■ Records for the task:
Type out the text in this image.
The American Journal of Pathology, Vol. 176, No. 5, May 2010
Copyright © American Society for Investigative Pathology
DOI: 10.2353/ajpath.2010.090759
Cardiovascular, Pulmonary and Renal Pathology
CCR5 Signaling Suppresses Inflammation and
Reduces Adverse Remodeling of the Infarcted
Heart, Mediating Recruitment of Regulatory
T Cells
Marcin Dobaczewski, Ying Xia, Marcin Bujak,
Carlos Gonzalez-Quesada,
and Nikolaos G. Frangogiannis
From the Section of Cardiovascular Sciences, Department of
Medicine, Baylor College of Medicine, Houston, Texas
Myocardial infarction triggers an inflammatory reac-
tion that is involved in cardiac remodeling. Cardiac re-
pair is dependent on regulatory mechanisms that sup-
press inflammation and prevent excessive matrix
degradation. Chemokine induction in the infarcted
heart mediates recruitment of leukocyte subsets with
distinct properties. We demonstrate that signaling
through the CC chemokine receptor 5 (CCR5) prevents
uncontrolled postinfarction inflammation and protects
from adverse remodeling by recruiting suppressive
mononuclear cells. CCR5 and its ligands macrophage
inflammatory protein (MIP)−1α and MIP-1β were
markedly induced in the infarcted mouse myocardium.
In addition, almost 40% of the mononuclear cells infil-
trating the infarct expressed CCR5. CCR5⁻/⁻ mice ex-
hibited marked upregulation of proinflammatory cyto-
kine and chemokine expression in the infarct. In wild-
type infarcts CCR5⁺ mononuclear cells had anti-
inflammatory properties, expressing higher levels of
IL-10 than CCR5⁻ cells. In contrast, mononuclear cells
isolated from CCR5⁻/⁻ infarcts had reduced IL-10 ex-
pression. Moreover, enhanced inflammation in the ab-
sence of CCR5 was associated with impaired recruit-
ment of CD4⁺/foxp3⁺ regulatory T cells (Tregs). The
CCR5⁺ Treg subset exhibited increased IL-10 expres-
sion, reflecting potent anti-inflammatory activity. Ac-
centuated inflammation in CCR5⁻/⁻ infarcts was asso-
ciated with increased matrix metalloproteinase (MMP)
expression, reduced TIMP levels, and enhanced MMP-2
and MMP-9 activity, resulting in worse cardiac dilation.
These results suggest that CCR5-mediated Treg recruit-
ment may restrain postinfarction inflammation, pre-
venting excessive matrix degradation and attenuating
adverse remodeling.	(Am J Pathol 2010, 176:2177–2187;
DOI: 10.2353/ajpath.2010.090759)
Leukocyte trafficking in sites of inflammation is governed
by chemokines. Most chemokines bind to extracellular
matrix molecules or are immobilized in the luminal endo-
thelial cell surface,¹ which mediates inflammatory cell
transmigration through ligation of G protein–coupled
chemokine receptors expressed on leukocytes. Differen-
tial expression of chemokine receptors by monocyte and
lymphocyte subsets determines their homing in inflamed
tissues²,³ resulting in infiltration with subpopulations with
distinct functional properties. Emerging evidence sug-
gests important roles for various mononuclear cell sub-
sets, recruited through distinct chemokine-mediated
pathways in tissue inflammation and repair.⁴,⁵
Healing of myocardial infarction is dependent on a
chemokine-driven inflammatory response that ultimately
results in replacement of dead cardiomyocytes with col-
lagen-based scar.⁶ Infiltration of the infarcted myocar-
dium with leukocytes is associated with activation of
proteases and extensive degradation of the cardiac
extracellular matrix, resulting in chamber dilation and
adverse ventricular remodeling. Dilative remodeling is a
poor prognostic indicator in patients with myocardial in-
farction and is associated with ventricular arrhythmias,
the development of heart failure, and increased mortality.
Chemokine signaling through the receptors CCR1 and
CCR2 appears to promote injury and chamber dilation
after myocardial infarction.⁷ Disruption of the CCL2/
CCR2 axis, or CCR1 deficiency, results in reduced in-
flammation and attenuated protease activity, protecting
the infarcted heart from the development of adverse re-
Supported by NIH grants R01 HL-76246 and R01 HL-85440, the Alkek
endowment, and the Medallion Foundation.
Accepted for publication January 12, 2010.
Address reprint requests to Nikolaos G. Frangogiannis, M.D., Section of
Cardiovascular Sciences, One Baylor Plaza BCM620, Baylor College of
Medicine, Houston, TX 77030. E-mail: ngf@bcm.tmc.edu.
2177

■ Task:
Repeat the data exactly as it was given above.

■ Reply:
Type out the text in this image.
The American Journal of Pathology, Vol. 176, No. 5, May 2010
Copyright © American Society for Investigative Pathology
DOI: 10.2353/ajpath.2010.090759
Cardiovascular, Pulmonary and Renal Pathology
CCR5 Signaling Suppresses Inflammation and
Reduces Adverse Remodeling of the Infarcted
Heart, Mediating Recruitment of Regulatory
T Cells
Marcin Dobaczewski, Ying Xia, Marcin Bujak,
Carlos Gonzalez-Quesada,
and Nikolaos G. Frangogiannis
From the Section of Cardiovascular Sciences, Department of
Medicine, Baylor College of Medicine, Houston, Texas
Myocardial infarction triggers an inflammatory reac-
tion that is involved in cardiac remodeling. Cardiac re-
pair is dependent on regulatory mechanisms that sup-
press inflammation and prevent excessive matrix
degradation. Chemokine induction in the infarcted
heart mediates recruitment of leukocyte subsets with
distinct properties. We demonstrate that signaling
through the CC chemokine receptor 5 (CCR5) prevents
uncontrolled postinfarction inflammation and protects
from adverse remodeling by recruiting suppressive
mononuclear cells. CCR5 and its ligands macrophage
inflammatory protein (MIP)−1α and MIP-1β were
markedly induced in the infarcted mouse myocardium.
In addition, almost 40% of the mononuclear cells infil-
trating the infarct expressed CCR5. CCR5⁻/⁻ mice ex-
hibited marked upregulation of proinflammatory cyto-
kine and chemokine expression in the infarct. In wild-
type infarcts CCR5⁺ mononuclear cells had anti-
inflammatory properties, expressing higher levels of
IL-10 than CCR5⁻ cells. In contrast, mononuclear cells
isolated from CCR5⁻/⁻ infarcts had reduced IL-10 ex-
pression. Moreover, enhanced inflammation in the ab-
sence of CCR5 was associated with impaired recruit-
ment of CD4⁺/foxp3⁺ regulatory T cells (Tregs). The
CCR5⁺ Treg subset exhibited increased IL-10 expres-
sion, reflecting potent anti-inflammatory activity. Ac-
centuated inflammation in CCR5⁻/⁻ infarcts was asso-
ciated with increased matrix metalloproteinase (MMP)
expression, reduced TIMP levels, and enhanced MMP-2
and MMP-9 activity, resulting in worse cardiac dilation.
These results suggest that CCR5-mediated Treg recruit-
ment may restrain postinfarction inflammation, pre-
venting excessive matrix degradation and attenuating
adverse remodeling.	(Am J Pathol 2010, 176:2177–2187;
DOI: 10.2353/ajpath.2010.090759)
Leukocyte trafficking in sites of inflammation is governed
by chemokines. Most chemokines bind to extracellular
matrix molecules or are immobilized in the luminal endo-
thelial cell surface,¹ which mediates inflammatory cell
transmigration through ligation of G protein–coupled
chemokine receptors expressed on leukocytes. Differen-
tial expression of chemokine receptors by monocyte and
lymphocyte subsets determines their homing in inflamed
tissues²,³ resulting in infiltration with subpopulations with
distinct functional properties. Emerging evidence sug-
gests important roles for various mononuclear cell sub-
sets, recruited through distinct chemokine-mediated
pathways in tissue inflammation and repair.⁴,⁵
Healing of myocardial infarction is dependent on a
chemokine-driven inflammatory response that ultimately
results in replacement of dead cardiomyocytes with col-
lagen-based scar.⁶ Infiltration of the infarcted myocar-
dium with leukocytes is associated with activation of
proteases and extensive degradation of the cardiac
extracellular matrix, resulting in chamber dilation and
adverse ventricular remodeling. Dilative remodeling is a
poor prognostic indicator in patients with myocardial in-
farction and is associated with ventricular arrhythmias,
the development of heart failure, and increased mortality.
Chemokine signaling through the receptors CCR1 and
CCR2 appears to promote injury and chamber dilation
after myocardial infarction.⁷ Disruption of the CCL2/
CCR2 axis, or CCR1 deficiency, results in reduced in-
flammation and attenuated protease activity, protecting
the infarcted heart from the development of adverse re-
Supported by NIH grants R01 HL-76246 and R01 HL-85440, the Alkek
endowment, and the Medallion Foundation.
Accepted for publication January 12, 2010.
Address reprint requests to Nikolaos G. Frangogiannis, M.D., Section of
Cardiovascular Sciences, One Baylor Plaza BCM620, Baylor College of
Medicine, Houston, TX 77030. E-mail: ngf@bcm.tmc.edu.
2177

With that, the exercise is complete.